* Work to complete *
Leaving the images aside, transcribe all the data below exactly.

┄┄┄┄┄┄

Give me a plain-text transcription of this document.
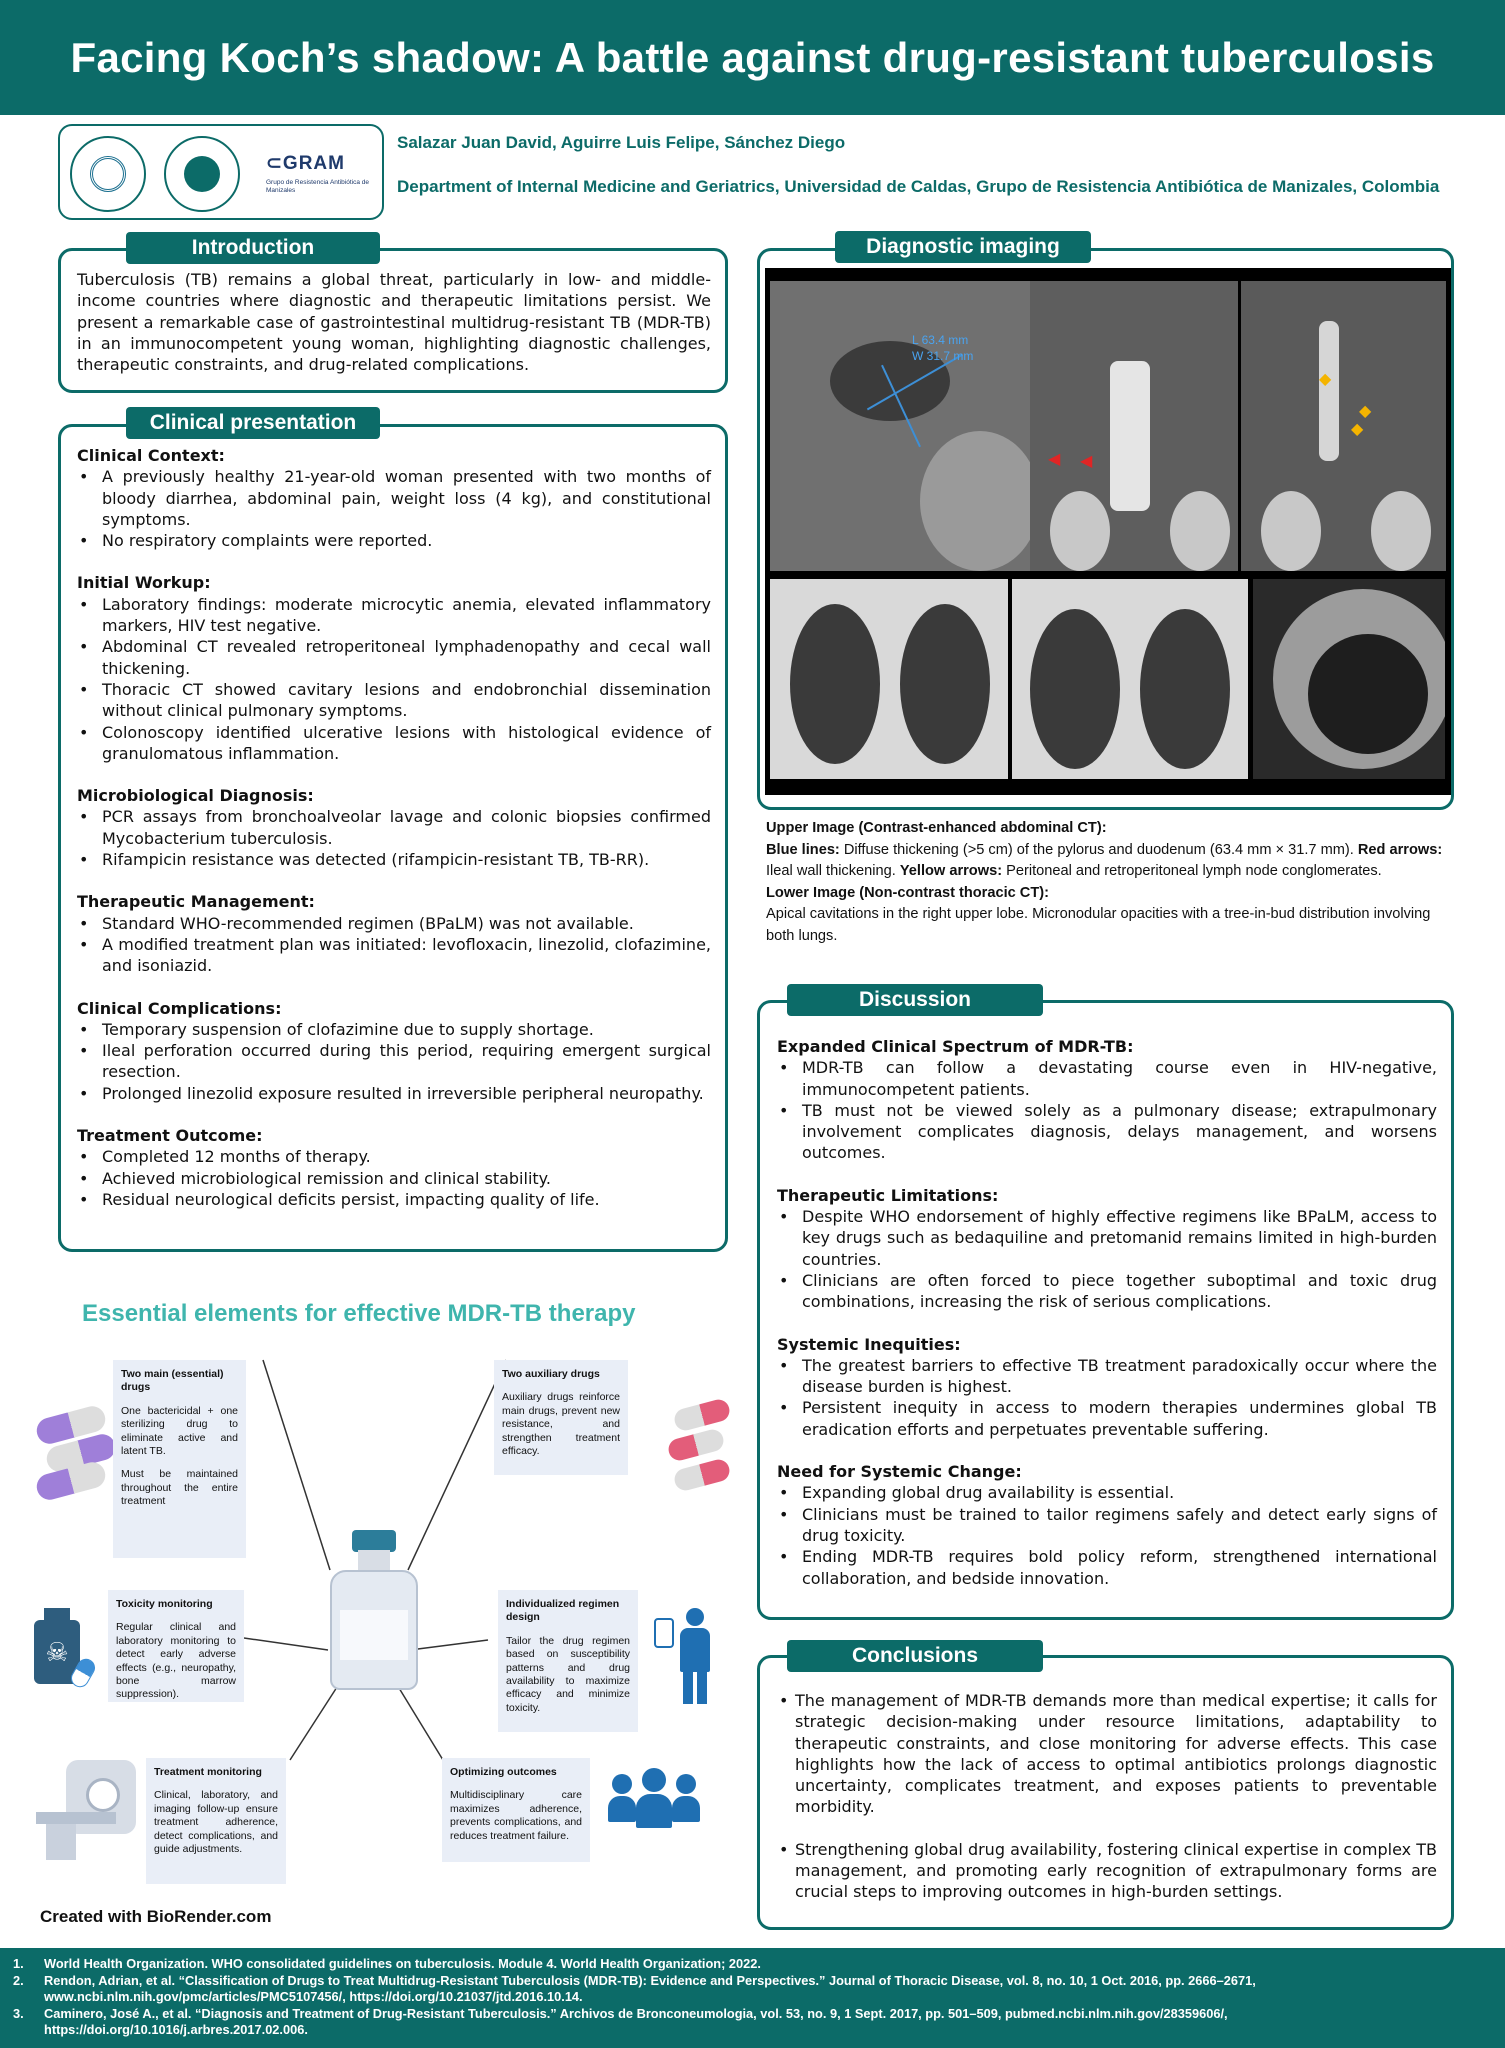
Facing Koch’s shadow: A battle against drug-resistant tuberculosis
⊂GRAM
Grupo de Resistencia Antibiótica de Manizales
Salazar Juan David, Aguirre Luis Felipe, Sánchez Diego
Department of Internal Medicine and Geriatrics, Universidad de Caldas, Grupo de Resistencia Antibiótica de Manizales, Colombia
Tuberculosis (TB) remains a global threat, particularly in low- and middle-income countries where diagnostic and therapeutic limitations persist. We present a remarkable case of gastrointestinal multidrug-resistant TB (MDR-TB) in an immunocompetent young woman, highlighting diagnostic challenges, therapeutic constraints, and drug-related complications.
Introduction
Clinical Context:
• A previously healthy 21-year-old woman presented with two months of bloody diarrhea, abdominal pain, weight loss (4 kg), and constitutional symptoms.
• No respiratory complaints were reported.
Initial Workup:
• Laboratory findings: moderate microcytic anemia, elevated inflammatory markers, HIV test negative.
• Abdominal CT revealed retroperitoneal lymphadenopathy and cecal wall thickening.
• Thoracic CT showed cavitary lesions and endobronchial dissemination without clinical pulmonary symptoms.
• Colonoscopy identified ulcerative lesions with histological evidence of granulomatous inflammation.
Microbiological Diagnosis:
• PCR assays from bronchoalveolar lavage and colonic biopsies confirmed Mycobacterium tuberculosis.
• Rifampicin resistance was detected (rifampicin-resistant TB, TB-RR).
Therapeutic Management:
• Standard WHO-recommended regimen (BPaLM) was not available.
• A modified treatment plan was initiated: levofloxacin, linezolid, clofazimine, and isoniazid.
Clinical Complications:
• Temporary suspension of clofazimine due to supply shortage.
• Ileal perforation occurred during this period, requiring emergent surgical resection.
• Prolonged linezolid exposure resulted in irreversible peripheral neuropathy.
Treatment Outcome:
• Completed 12 months of therapy.
• Achieved microbiological remission and clinical stability.
• Residual neurological deficits persist, impacting quality of life.
Clinical presentation
Diagnostic imaging
L 63.4 mm
W 31.7 mm
◀ ◀
◆
◆
◆
Upper Image (Contrast-enhanced abdominal CT):
Blue lines: Diffuse thickening (>5 cm) of the pylorus and duodenum (63.4 mm × 31.7 mm). Red arrows: Ileal wall thickening. Yellow arrows: Peritoneal and retroperitoneal lymph node conglomerates.
Lower Image (Non-contrast thoracic CT):
Apical cavitations in the right upper lobe. Micronodular opacities with a tree-in-bud distribution involving both lungs.
Essential elements for effective MDR-TB therapy
Two main (essential) drugs
One bactericidal + one sterilizing drug to eliminate active and latent TB.
Must be maintained throughout the entire treatment
Two auxiliary drugs
Auxiliary drugs reinforce main drugs, prevent new resistance, and strengthen treatment efficacy.
Toxicity monitoring
Regular clinical and laboratory monitoring to detect early adverse effects (e.g., neuropathy, bone marrow suppression).
Individualized regimen design
Tailor the drug regimen based on susceptibility patterns and drug availability to maximize efficacy and minimize toxicity.
Treatment monitoring
Clinical, laboratory, and imaging follow-up ensure treatment adherence, detect complications, and guide adjustments.
Optimizing outcomes
Multidisciplinary care maximizes adherence, prevents complications, and reduces treatment failure.
☠
Created with BioRender.com
Expanded Clinical Spectrum of MDR-TB:
• MDR-TB can follow a devastating course even in HIV-negative, immunocompetent patients.
• TB must not be viewed solely as a pulmonary disease; extrapulmonary involvement complicates diagnosis, delays management, and worsens outcomes.
Therapeutic Limitations:
• Despite WHO endorsement of highly effective regimens like BPaLM, access to key drugs such as bedaquiline and pretomanid remains limited in high-burden countries.
• Clinicians are often forced to piece together suboptimal and toxic drug combinations, increasing the risk of serious complications.
Systemic Inequities:
• The greatest barriers to effective TB treatment paradoxically occur where the disease burden is highest.
• Persistent inequity in access to modern therapies undermines global TB eradication efforts and perpetuates preventable suffering.
Need for Systemic Change:
• Expanding global drug availability is essential.
• Clinicians must be trained to tailor regimens safely and detect early signs of drug toxicity.
• Ending MDR-TB requires bold policy reform, strengthened international collaboration, and bedside innovation.
Discussion
• The management of MDR-TB demands more than medical expertise; it calls for strategic decision-making under resource limitations, adaptability to therapeutic constraints, and close monitoring for adverse effects. This case highlights how the lack of access to optimal antibiotics prolongs diagnostic uncertainty, complicates treatment, and exposes patients to preventable morbidity.
• Strengthening global drug availability, fostering clinical expertise in complex TB management, and promoting early recognition of extrapulmonary forms are crucial steps to improving outcomes in high-burden settings.
Conclusions
1. World Health Organization. WHO consolidated guidelines on tuberculosis. Module 4. World Health Organization; 2022.
2. Rendon, Adrian, et al. “Classification of Drugs to Treat Multidrug-Resistant Tuberculosis (MDR-TB): Evidence and Perspectives.” Journal of Thoracic Disease, vol. 8, no. 10, 1 Oct. 2016, pp. 2666–2671, www.ncbi.nlm.nih.gov/pmc/articles/PMC5107456/, https://doi.org/10.21037/jtd.2016.10.14.
3. Caminero, José A., et al. “Diagnosis and Treatment of Drug-Resistant Tuberculosis.” Archivos de Bronconeumologia, vol. 53, no. 9, 1 Sept. 2017, pp. 501–509, pubmed.ncbi.nlm.nih.gov/28359606/, https://doi.org/10.1016/j.arbres.2017.02.006.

┄┄┄┄┄┄

* Task solution *
Give me a plain-text transcription of this document.
Facing Koch’s shadow: A battle against drug-resistant tuberculosis
⊂GRAM
Grupo de Resistencia Antibiótica de Manizales
Salazar Juan David, Aguirre Luis Felipe, Sánchez Diego
Department of Internal Medicine and Geriatrics, Universidad de Caldas, Grupo de Resistencia Antibiótica de Manizales, Colombia
Tuberculosis (TB) remains a global threat, particularly in low- and middle-income countries where diagnostic and therapeutic limitations persist. We present a remarkable case of gastrointestinal multidrug-resistant TB (MDR-TB) in an immunocompetent young woman, highlighting diagnostic challenges, therapeutic constraints, and drug-related complications.
Introduction
Clinical Context:
• A previously healthy 21-year-old woman presented with two months of bloody diarrhea, abdominal pain, weight loss (4 kg), and constitutional symptoms.
• No respiratory complaints were reported.
Initial Workup:
• Laboratory findings: moderate microcytic anemia, elevated inflammatory markers, HIV test negative.
• Abdominal CT revealed retroperitoneal lymphadenopathy and cecal wall thickening.
• Thoracic CT showed cavitary lesions and endobronchial dissemination without clinical pulmonary symptoms.
• Colonoscopy identified ulcerative lesions with histological evidence of granulomatous inflammation.
Microbiological Diagnosis:
• PCR assays from bronchoalveolar lavage and colonic biopsies confirmed Mycobacterium tuberculosis.
• Rifampicin resistance was detected (rifampicin-resistant TB, TB-RR).
Therapeutic Management:
• Standard WHO-recommended regimen (BPaLM) was not available.
• A modified treatment plan was initiated: levofloxacin, linezolid, clofazimine, and isoniazid.
Clinical Complications:
• Temporary suspension of clofazimine due to supply shortage.
• Ileal perforation occurred during this period, requiring emergent surgical resection.
• Prolonged linezolid exposure resulted in irreversible peripheral neuropathy.
Treatment Outcome:
• Completed 12 months of therapy.
• Achieved microbiological remission and clinical stability.
• Residual neurological deficits persist, impacting quality of life.
Clinical presentation
Diagnostic imaging
L 63.4 mm
W 31.7 mm
◀ ◀
◆
◆
◆
Upper Image (Contrast-enhanced abdominal CT):
Blue lines: Diffuse thickening (>5 cm) of the pylorus and duodenum (63.4 mm × 31.7 mm). Red arrows: Ileal wall thickening. Yellow arrows: Peritoneal and retroperitoneal lymph node conglomerates.
Lower Image (Non-contrast thoracic CT):
Apical cavitations in the right upper lobe. Micronodular opacities with a tree-in-bud distribution involving both lungs.
Essential elements for effective MDR-TB therapy
Two main (essential) drugs
One bactericidal + one sterilizing drug to eliminate active and latent TB.
Must be maintained throughout the entire treatment
Two auxiliary drugs
Auxiliary drugs reinforce main drugs, prevent new resistance, and strengthen treatment efficacy.
Toxicity monitoring
Regular clinical and laboratory monitoring to detect early adverse effects (e.g., neuropathy, bone marrow suppression).
Individualized regimen design
Tailor the drug regimen based on susceptibility patterns and drug availability to maximize efficacy and minimize toxicity.
Treatment monitoring
Clinical, laboratory, and imaging follow-up ensure treatment adherence, detect complications, and guide adjustments.
Optimizing outcomes
Multidisciplinary care maximizes adherence, prevents complications, and reduces treatment failure.
☠
Created with BioRender.com
Expanded Clinical Spectrum of MDR-TB:
• MDR-TB can follow a devastating course even in HIV-negative, immunocompetent patients.
• TB must not be viewed solely as a pulmonary disease; extrapulmonary involvement complicates diagnosis, delays management, and worsens outcomes.
Therapeutic Limitations:
• Despite WHO endorsement of highly effective regimens like BPaLM, access to key drugs such as bedaquiline and pretomanid remains limited in high-burden countries.
• Clinicians are often forced to piece together suboptimal and toxic drug combinations, increasing the risk of serious complications.
Systemic Inequities:
• The greatest barriers to effective TB treatment paradoxically occur where the disease burden is highest.
• Persistent inequity in access to modern therapies undermines global TB eradication efforts and perpetuates preventable suffering.
Need for Systemic Change:
• Expanding global drug availability is essential.
• Clinicians must be trained to tailor regimens safely and detect early signs of drug toxicity.
• Ending MDR-TB requires bold policy reform, strengthened international collaboration, and bedside innovation.
Discussion
• The management of MDR-TB demands more than medical expertise; it calls for strategic decision-making under resource limitations, adaptability to therapeutic constraints, and close monitoring for adverse effects. This case highlights how the lack of access to optimal antibiotics prolongs diagnostic uncertainty, complicates treatment, and exposes patients to preventable morbidity.
• Strengthening global drug availability, fostering clinical expertise in complex TB management, and promoting early recognition of extrapulmonary forms are crucial steps to improving outcomes in high-burden settings.
Conclusions
1. World Health Organization. WHO consolidated guidelines on tuberculosis. Module 4. World Health Organization; 2022.
2. Rendon, Adrian, et al. “Classification of Drugs to Treat Multidrug-Resistant Tuberculosis (MDR-TB): Evidence and Perspectives.” Journal of Thoracic Disease, vol. 8, no. 10, 1 Oct. 2016, pp. 2666–2671, www.ncbi.nlm.nih.gov/pmc/articles/PMC5107456/, https://doi.org/10.21037/jtd.2016.10.14.
3. Caminero, José A., et al. “Diagnosis and Treatment of Drug-Resistant Tuberculosis.” Archivos de Bronconeumologia, vol. 53, no. 9, 1 Sept. 2017, pp. 501–509, pubmed.ncbi.nlm.nih.gov/28359606/, https://doi.org/10.1016/j.arbres.2017.02.006.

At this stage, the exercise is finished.